- **TASK INSTRUCTIONS**: Show all lines from the listing below that contain "text".

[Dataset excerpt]
-----

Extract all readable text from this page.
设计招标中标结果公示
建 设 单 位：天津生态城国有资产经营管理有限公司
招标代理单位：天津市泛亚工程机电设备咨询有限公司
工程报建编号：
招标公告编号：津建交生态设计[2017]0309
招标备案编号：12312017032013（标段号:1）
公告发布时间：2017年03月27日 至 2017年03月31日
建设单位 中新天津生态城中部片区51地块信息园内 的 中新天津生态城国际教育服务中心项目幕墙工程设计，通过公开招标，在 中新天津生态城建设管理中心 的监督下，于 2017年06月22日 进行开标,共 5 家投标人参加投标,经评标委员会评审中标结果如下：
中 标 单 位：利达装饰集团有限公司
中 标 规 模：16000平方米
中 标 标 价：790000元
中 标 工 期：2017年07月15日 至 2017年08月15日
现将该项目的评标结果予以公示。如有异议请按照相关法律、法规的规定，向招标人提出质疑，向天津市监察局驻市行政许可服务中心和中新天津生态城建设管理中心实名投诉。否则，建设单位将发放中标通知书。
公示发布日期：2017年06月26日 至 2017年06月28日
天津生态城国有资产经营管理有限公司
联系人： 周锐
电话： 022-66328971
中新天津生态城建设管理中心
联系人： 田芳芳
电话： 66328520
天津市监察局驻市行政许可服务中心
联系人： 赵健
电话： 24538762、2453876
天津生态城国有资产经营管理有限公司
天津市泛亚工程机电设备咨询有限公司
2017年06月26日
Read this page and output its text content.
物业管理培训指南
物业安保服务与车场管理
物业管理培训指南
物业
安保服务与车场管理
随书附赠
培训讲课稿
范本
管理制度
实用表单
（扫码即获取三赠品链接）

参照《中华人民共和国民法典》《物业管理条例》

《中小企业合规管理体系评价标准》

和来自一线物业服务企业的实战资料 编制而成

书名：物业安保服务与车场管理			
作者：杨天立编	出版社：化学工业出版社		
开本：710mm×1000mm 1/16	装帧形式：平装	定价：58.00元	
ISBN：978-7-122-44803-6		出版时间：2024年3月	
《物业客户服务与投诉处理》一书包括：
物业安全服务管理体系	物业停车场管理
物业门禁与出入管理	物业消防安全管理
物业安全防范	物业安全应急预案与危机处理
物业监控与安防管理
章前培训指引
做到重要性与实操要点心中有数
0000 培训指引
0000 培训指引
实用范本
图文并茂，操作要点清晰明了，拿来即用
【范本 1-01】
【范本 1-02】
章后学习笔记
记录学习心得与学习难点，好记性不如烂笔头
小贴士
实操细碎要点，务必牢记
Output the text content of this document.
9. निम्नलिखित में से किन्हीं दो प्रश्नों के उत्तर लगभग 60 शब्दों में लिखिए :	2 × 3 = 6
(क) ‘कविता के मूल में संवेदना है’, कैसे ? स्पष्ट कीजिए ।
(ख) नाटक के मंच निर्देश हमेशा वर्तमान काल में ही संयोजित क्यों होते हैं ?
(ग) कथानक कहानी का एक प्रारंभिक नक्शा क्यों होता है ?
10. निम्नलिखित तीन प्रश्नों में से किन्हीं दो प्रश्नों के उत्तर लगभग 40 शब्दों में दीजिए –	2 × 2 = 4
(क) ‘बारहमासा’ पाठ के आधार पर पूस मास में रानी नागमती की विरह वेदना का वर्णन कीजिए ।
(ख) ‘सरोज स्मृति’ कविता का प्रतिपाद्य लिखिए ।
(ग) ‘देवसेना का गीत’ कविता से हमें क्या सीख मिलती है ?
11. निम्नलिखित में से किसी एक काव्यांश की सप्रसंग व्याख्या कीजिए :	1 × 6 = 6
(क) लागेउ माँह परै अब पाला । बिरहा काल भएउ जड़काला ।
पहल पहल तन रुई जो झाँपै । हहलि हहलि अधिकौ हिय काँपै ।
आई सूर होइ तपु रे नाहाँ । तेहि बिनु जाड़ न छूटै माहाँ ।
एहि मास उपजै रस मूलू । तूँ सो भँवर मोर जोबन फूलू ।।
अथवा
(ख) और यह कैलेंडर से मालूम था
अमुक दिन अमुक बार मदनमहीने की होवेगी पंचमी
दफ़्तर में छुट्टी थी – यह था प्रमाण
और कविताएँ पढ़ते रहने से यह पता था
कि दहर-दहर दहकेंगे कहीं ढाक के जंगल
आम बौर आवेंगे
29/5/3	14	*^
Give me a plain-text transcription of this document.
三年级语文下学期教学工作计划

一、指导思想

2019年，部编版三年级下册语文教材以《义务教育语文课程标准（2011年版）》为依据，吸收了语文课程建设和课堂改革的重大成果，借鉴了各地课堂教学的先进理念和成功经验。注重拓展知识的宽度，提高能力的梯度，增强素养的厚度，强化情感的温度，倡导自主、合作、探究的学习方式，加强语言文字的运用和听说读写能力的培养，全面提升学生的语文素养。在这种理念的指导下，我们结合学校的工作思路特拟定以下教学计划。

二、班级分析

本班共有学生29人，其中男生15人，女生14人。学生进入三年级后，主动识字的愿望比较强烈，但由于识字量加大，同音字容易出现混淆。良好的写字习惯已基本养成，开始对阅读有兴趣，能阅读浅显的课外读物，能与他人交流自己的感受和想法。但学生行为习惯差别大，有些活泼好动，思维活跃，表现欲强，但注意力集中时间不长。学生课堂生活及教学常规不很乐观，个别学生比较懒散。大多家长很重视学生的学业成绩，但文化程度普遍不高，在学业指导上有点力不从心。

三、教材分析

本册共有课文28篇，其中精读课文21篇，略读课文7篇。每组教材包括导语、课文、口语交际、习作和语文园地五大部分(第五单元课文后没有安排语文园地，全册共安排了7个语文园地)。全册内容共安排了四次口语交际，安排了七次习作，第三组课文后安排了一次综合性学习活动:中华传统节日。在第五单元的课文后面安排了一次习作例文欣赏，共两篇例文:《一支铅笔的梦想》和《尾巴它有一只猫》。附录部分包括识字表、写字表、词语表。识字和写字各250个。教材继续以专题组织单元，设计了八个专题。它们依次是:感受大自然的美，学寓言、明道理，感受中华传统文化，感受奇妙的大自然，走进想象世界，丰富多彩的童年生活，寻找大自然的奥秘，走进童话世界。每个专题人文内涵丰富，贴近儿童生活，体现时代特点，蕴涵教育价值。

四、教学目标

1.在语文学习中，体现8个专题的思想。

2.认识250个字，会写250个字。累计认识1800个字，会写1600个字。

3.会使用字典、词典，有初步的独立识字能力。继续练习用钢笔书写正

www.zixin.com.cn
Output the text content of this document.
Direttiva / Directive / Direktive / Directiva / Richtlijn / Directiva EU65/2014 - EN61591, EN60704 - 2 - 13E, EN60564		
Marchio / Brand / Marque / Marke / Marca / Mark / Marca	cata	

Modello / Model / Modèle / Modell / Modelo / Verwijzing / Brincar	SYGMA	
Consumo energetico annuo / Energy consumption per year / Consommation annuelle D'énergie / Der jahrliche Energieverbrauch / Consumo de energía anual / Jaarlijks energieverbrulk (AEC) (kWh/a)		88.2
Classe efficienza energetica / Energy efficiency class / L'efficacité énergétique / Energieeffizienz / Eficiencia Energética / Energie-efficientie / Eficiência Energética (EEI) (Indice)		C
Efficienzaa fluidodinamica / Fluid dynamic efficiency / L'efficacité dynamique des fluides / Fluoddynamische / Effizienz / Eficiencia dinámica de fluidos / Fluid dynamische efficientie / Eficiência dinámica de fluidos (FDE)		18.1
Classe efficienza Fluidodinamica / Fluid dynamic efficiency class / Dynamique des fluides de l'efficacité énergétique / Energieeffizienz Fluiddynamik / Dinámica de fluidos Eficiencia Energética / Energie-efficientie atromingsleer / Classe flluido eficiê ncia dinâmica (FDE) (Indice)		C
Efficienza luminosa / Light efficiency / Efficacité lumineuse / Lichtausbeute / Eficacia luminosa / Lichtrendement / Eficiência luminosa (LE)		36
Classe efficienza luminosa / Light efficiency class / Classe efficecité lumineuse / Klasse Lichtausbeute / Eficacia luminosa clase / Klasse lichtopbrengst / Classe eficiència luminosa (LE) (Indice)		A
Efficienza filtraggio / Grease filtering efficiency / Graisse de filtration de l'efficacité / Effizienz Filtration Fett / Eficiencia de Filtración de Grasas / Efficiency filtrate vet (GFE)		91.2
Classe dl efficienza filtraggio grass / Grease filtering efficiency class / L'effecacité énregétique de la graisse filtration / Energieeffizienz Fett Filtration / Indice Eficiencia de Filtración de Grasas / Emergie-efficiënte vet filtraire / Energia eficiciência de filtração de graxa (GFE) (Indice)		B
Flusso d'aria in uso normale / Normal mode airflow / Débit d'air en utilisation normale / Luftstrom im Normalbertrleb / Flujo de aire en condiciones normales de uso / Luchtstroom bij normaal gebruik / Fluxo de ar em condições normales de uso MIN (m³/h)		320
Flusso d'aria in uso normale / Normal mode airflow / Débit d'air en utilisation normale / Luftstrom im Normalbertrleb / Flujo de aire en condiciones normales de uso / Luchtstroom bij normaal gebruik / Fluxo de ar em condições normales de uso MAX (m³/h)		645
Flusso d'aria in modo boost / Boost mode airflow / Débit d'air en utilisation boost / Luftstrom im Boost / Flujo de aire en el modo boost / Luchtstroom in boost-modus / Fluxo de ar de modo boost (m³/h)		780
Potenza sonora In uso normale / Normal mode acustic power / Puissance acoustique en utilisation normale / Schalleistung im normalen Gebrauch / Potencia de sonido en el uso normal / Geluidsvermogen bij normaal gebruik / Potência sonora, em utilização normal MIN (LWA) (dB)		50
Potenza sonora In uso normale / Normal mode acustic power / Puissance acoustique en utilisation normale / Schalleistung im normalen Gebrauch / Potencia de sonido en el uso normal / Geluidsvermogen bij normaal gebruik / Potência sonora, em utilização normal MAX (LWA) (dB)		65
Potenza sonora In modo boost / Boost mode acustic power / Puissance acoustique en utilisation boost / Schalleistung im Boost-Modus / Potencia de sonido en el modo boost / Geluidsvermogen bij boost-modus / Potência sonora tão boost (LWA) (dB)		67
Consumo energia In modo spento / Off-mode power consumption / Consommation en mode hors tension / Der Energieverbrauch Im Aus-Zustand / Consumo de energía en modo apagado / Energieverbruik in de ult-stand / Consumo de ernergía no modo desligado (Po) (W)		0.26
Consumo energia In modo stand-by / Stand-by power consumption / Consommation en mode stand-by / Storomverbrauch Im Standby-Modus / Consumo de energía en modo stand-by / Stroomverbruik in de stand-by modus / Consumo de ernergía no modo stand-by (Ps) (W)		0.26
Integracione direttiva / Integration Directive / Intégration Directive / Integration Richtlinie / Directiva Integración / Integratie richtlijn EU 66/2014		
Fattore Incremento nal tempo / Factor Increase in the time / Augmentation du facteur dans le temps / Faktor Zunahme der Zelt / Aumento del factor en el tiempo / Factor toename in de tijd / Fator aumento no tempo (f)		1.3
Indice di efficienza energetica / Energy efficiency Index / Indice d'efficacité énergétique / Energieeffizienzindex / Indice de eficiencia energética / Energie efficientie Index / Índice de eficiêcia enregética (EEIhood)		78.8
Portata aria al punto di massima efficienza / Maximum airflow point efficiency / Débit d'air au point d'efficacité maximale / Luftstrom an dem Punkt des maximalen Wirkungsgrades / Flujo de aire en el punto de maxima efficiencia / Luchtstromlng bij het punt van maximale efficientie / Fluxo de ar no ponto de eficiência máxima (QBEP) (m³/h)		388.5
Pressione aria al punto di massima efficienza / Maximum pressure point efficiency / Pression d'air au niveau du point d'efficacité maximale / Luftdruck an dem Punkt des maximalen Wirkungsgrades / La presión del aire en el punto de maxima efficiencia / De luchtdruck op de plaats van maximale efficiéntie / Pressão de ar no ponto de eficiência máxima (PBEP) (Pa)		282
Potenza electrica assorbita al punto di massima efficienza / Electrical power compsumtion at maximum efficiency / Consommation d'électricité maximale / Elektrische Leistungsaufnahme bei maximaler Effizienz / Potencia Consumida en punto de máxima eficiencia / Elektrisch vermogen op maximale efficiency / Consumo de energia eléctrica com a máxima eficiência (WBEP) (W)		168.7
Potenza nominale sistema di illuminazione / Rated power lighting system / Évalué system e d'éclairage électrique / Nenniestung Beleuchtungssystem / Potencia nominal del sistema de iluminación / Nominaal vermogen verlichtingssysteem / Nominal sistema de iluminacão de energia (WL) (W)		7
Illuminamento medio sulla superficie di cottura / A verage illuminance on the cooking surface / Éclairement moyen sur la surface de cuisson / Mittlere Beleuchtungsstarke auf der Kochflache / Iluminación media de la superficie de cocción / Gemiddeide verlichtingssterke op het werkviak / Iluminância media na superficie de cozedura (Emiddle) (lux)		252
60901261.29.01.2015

-----

- **RESPONSE TO THIS EXERCISE**:
Extract all readable text from this page.
Read this page and output its text content.
Output the text content of this document.
Give me a plain-text transcription of this document.
Output the text content of this document.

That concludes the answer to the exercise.